■ **本文**:
今回は中国の動画サイトで配信されている日本の1月新作アニメに関する動向や、話題作の「勇気爆発バーンブレイバーン」によって改めて浮き彫りになった、中国における新作アニメの配信が難しくなる要素などについて紹介させていただきます。

現地の期待作は配信されているものの作品数は寂しい1月新作アニメ


中国では1月から2月にかけて学期末や春節(旧正月)の長期休暇と重なることもあり、中国のオタク界隈もあまり盛り上がらないことが多いのですが、今年はそれに加えて中国国内の娯楽方面の規制や経済の冷え込みなどもあり、例年と比べても微妙な空気になっているといった話が聞こえてきます。

 

実際、新作アニメの配信に関しても何かと寂しくなっているようで、1月の新作アニメで現在配信されている、あるいは何らかの動きが出ているのはダンジョン飯異修羅メタリックルージュといった作品だけのようです。

この中で「ダンジョン飯」は中国国内でも原作漫画の簡体字版が刊行されています。評価が高く、アニメ化の情報が出て以降、現地ファンの間では期待の新作アニメとなっていたそうで、アニメの配信開始後も順当に人気と再生数を伸ばしているようです。



現在、中国の動画サイトにおける新作アニメ枠の作品としては10月のシーズンから続いている「葬送のフリーレン」や、中国における配信開始が遅れた影響で更新もうしろにずれこんでいた「呪術廻戦」の第二期なども並んでいることもあってか、中国のオタクな方々からは

「ラインアップ的にはそれなりに見るものはあります。日本の特撮作品なども配信されていますし」

といった話もありました。

 

しかし、新作アニメに関する動きの少なさに関しては何かと考えてしまうようで

「中国のオタクにとって春節の時期は、実家にいて時間があるので長編作品をまとめて見る、過去の名作を再度視聴するなどといった形で、新作以外の作品を消化する、過去の作品の知識を蓄える期間にもなっています。そのため、新作アニメに関する注目は相対的に低くなるのですが、ここまで新作配信が少なくなってしまうとさすがに寂しいですね……」

などといった話もありました。

 

中国で配信される新作アニメに関しては、10月のシーズンも初動で配信された作品は少なく、新作の配信が本格的に動きだしたのは11月に入ってからでしたし、1月の新作に関しても今後また動きが出てくる可能性はあります。

 

しかし、中国国内は春節に入ると一斉に動きが止まるため、10月のシーズンよりもさらに動きが遅くなることも考えられますし、春節の長期休暇中は、新作を話題にする中国のオタク層の動きも鈍くなるので、中国における1月の新作アニメの配信に関しては、当面の間寂しい状況が続きそうです。

■ **課題**: 本文のうち、「実際、新作アニメの配信に関し」を含む語句で始まり「品なども配信されていますし」」で終わる部分を、一字一句変えずに引用してください。 記録は本文とは別の資料です。

■ **抽出した記録**:
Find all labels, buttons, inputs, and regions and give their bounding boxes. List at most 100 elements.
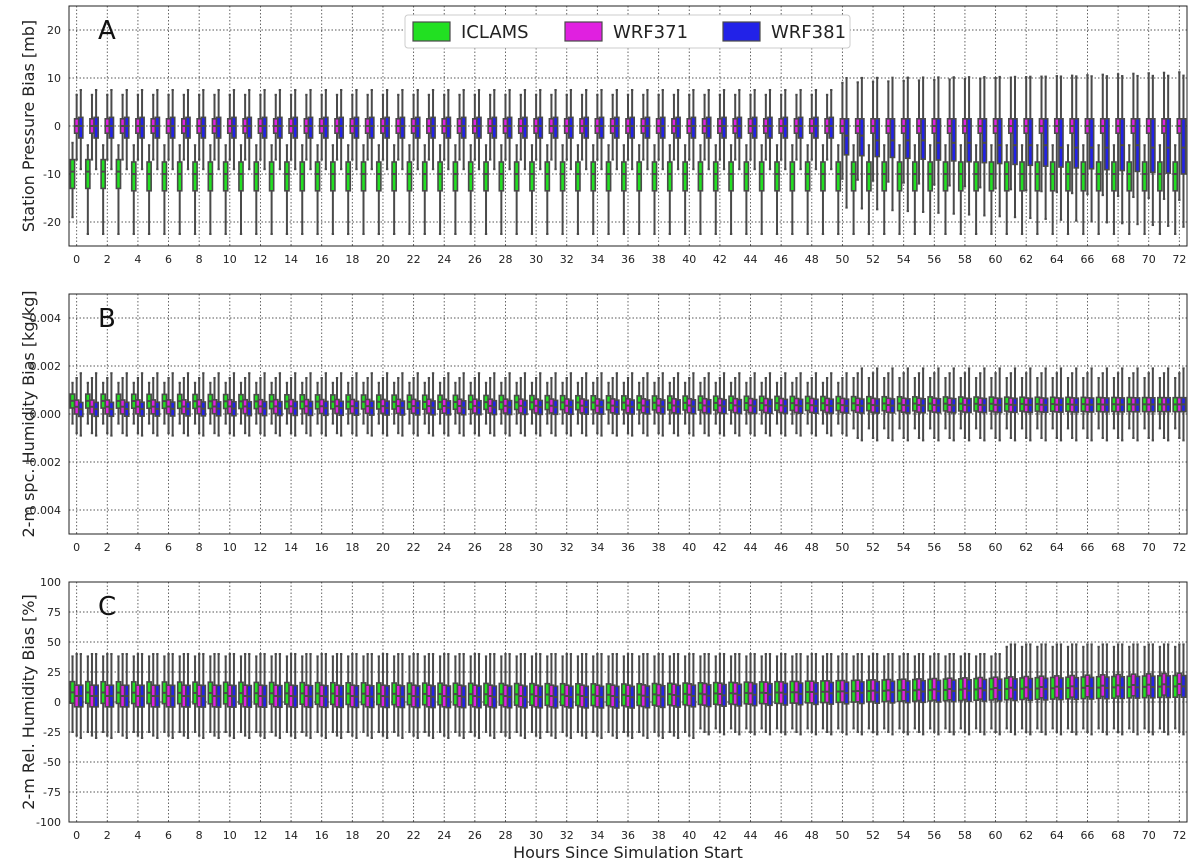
==
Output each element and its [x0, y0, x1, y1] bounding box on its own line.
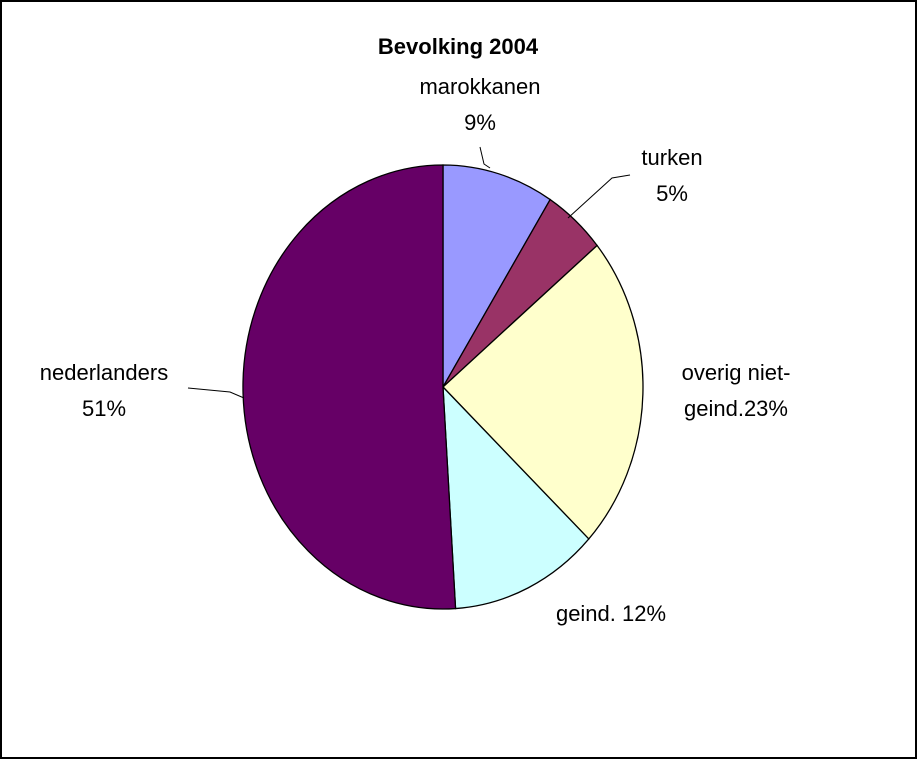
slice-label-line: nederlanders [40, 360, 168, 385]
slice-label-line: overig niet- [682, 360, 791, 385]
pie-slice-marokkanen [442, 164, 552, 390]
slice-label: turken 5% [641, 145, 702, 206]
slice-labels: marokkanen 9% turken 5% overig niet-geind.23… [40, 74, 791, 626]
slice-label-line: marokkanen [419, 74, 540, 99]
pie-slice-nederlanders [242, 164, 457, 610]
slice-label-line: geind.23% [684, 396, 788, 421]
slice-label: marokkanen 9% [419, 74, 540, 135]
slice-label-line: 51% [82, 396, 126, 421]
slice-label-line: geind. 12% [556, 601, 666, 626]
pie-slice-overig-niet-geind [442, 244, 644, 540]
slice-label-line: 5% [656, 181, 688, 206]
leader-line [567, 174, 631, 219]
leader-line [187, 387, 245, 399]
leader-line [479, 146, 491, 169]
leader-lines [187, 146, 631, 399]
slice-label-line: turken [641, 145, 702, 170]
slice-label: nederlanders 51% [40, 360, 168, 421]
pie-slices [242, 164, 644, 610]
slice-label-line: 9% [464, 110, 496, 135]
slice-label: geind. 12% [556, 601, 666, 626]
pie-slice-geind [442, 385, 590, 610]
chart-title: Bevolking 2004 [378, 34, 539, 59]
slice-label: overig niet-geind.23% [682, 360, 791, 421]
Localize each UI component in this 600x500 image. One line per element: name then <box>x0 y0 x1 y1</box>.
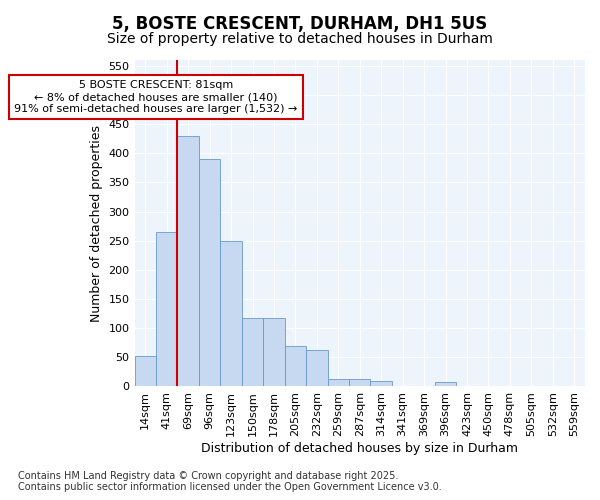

■ **解答例**:
実際、新作アニメの配信に関しても何かと寂しくなっているようで、1月の新作アニメで現在配信されている、あるいは何らかの動きが出ているのはダンジョン飯異修羅メタリックルージュといった作品だけのようです。

この中で「ダンジョン飯」は中国国内でも原作漫画の簡体字版が刊行されています。評価が高く、アニメ化の情報が出て以降、現地ファンの間では期待の新作アニメとなっていたそうで、アニメの配信開始後も順当に人気と再生数を伸ばしているようです。



現在、中国の動画サイトにおける新作アニメ枠の作品としては10月のシーズンから続いている「葬送のフリーレン」や、中国における配信開始が遅れた影響で更新もうしろにずれこんでいた「呪術廻戦」の第二期なども並んでいることもあってか、中国のオタクな方々からは

「ラインアップ的にはそれなりに見るものはあります。日本の特撮作品なども配信されていますし」